Task brief:
Your answer should be one number: how many lines of the records hold the string "Transit".

Records for processing:

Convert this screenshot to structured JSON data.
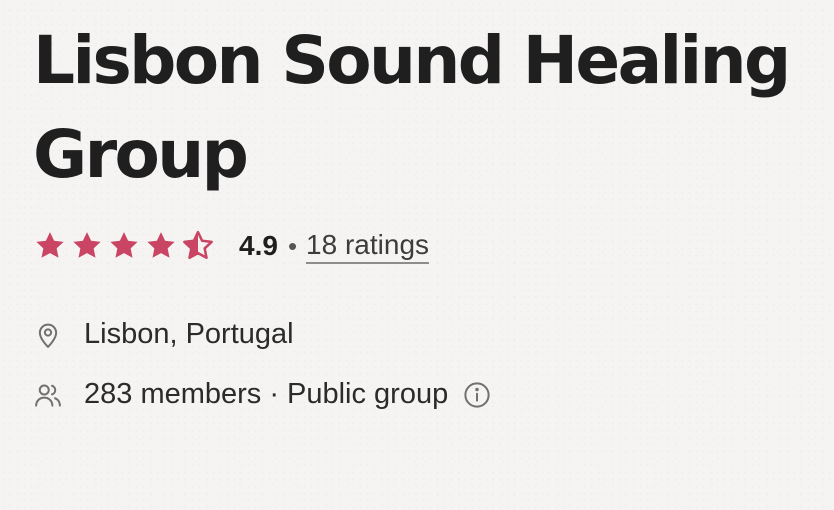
{
  "group": {
    "title": "Lisbon Sound Healing Group",
    "rating": {
      "stars": 4.5,
      "max_stars": 5,
      "value": "4.9",
      "separator": "•",
      "count_label": "18 ratings"
    },
    "location": "Lisbon, Portugal",
    "members": "283 members",
    "members_separator": "·",
    "visibility": "Public group"
  },
  "icons": {
    "star": "star-icon",
    "half_star": "star-half-icon",
    "location": "map-pin-icon",
    "members": "people-icon",
    "info": "info-icon"
  },
  "colors": {
    "star": "#c94563",
    "text": "#1f1f20",
    "muted_icon": "#707070",
    "background": "#f5f4f3"
  }
}
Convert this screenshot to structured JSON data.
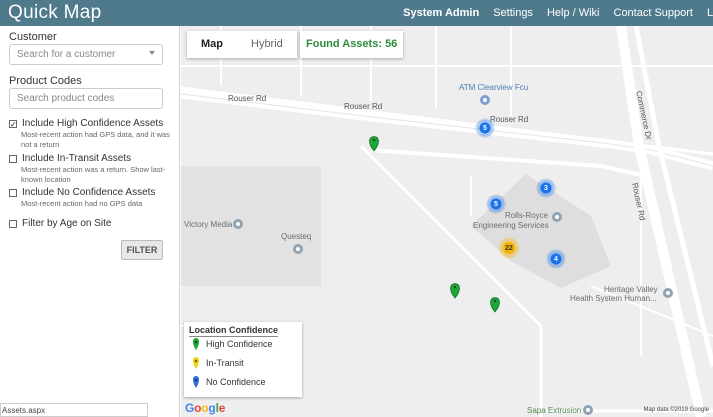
{
  "app": {
    "title": "Quick Map"
  },
  "topnav": {
    "items": [
      "System Admin",
      "Settings",
      "Help / Wiki",
      "Contact Support"
    ],
    "cut_item": "L"
  },
  "sidebar": {
    "customer_label": "Customer",
    "customer_placeholder": "Search for a customer",
    "product_label": "Product Codes",
    "product_placeholder": "Search product codes",
    "options": [
      {
        "title": "Include High Confidence Assets",
        "desc": "Most-recent action had GPS data, and it was not a return",
        "checked": true
      },
      {
        "title": "Include In-Transit Assets",
        "desc": "Most-recent action was a return. Show last-known location",
        "checked": false
      },
      {
        "title": "Include No Confidence Assets",
        "desc": "Most-recent action had no GPS data",
        "checked": false
      },
      {
        "title": "Filter by Age on Site",
        "desc": "",
        "checked": false
      }
    ],
    "filter_label": "FILTER",
    "status_url": "Assets.aspx"
  },
  "map": {
    "tabs": [
      "Map",
      "Hybrid"
    ],
    "found_label": "Found Assets:",
    "found_count": "56",
    "roads": [
      "Rouser Rd",
      "Rouser Rd",
      "Rouser Rd",
      "Rouser Rd",
      "Commerce Dr"
    ],
    "places": [
      "ATM Clearview Fcu",
      "Victory Media",
      "Questeq",
      "Rolls-Royce",
      "Engineering Services",
      "Heritage Valley",
      "Health System Human...",
      "Sapa Extrusion"
    ],
    "clusters": [
      {
        "count": "5",
        "color": "#1a73e8"
      },
      {
        "count": "3",
        "color": "#1a73e8"
      },
      {
        "count": "5",
        "color": "#1a73e8"
      },
      {
        "count": "22",
        "color": "#f4b400"
      },
      {
        "count": "4",
        "color": "#1a73e8"
      }
    ],
    "legend": {
      "title": "Location Confidence",
      "items": [
        {
          "label": "High Confidence",
          "color": "#1fa83a"
        },
        {
          "label": "In-Transit",
          "color": "#f2d21b"
        },
        {
          "label": "No Confidence",
          "color": "#2f6fd6"
        }
      ]
    },
    "google_logo": "Google",
    "map_data": "Map data ©2019 Google"
  }
}
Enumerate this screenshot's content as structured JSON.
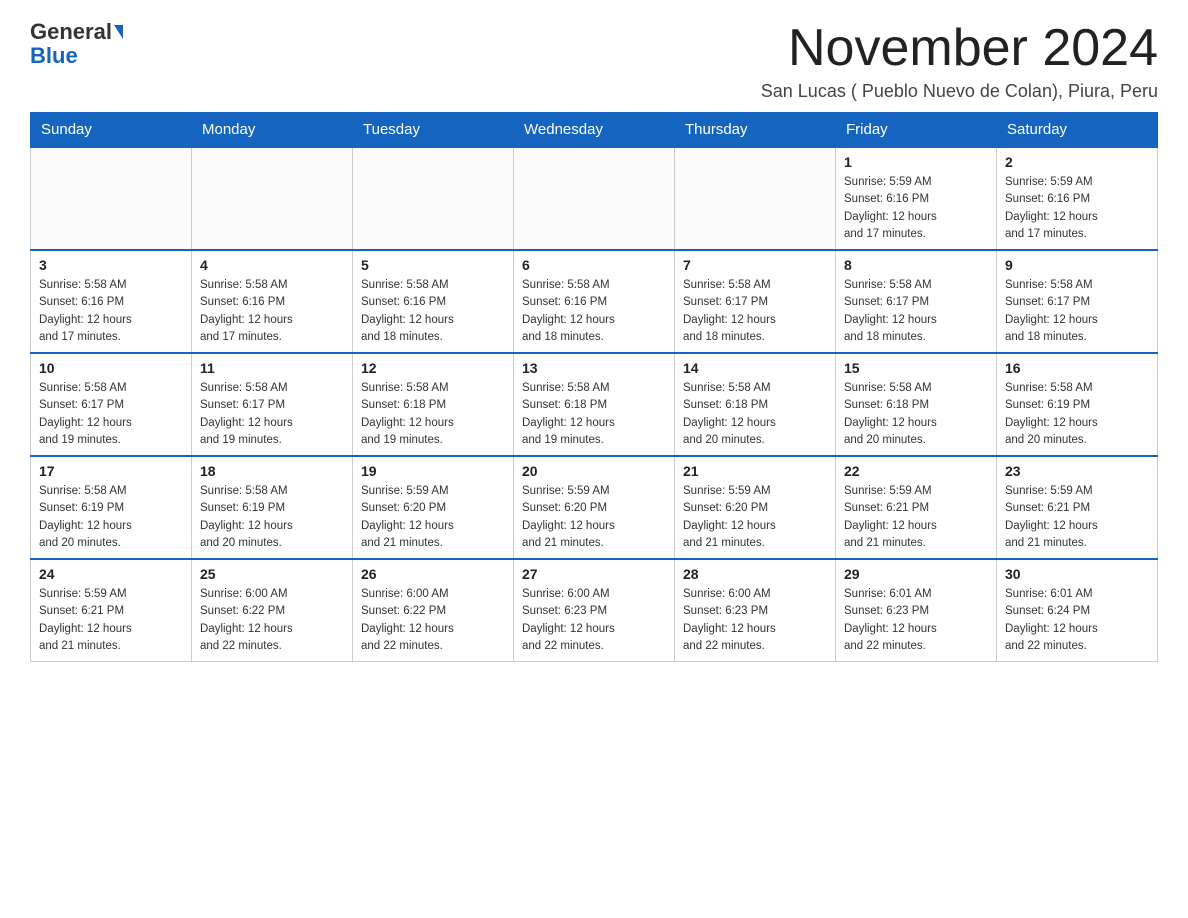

Answer in full:
2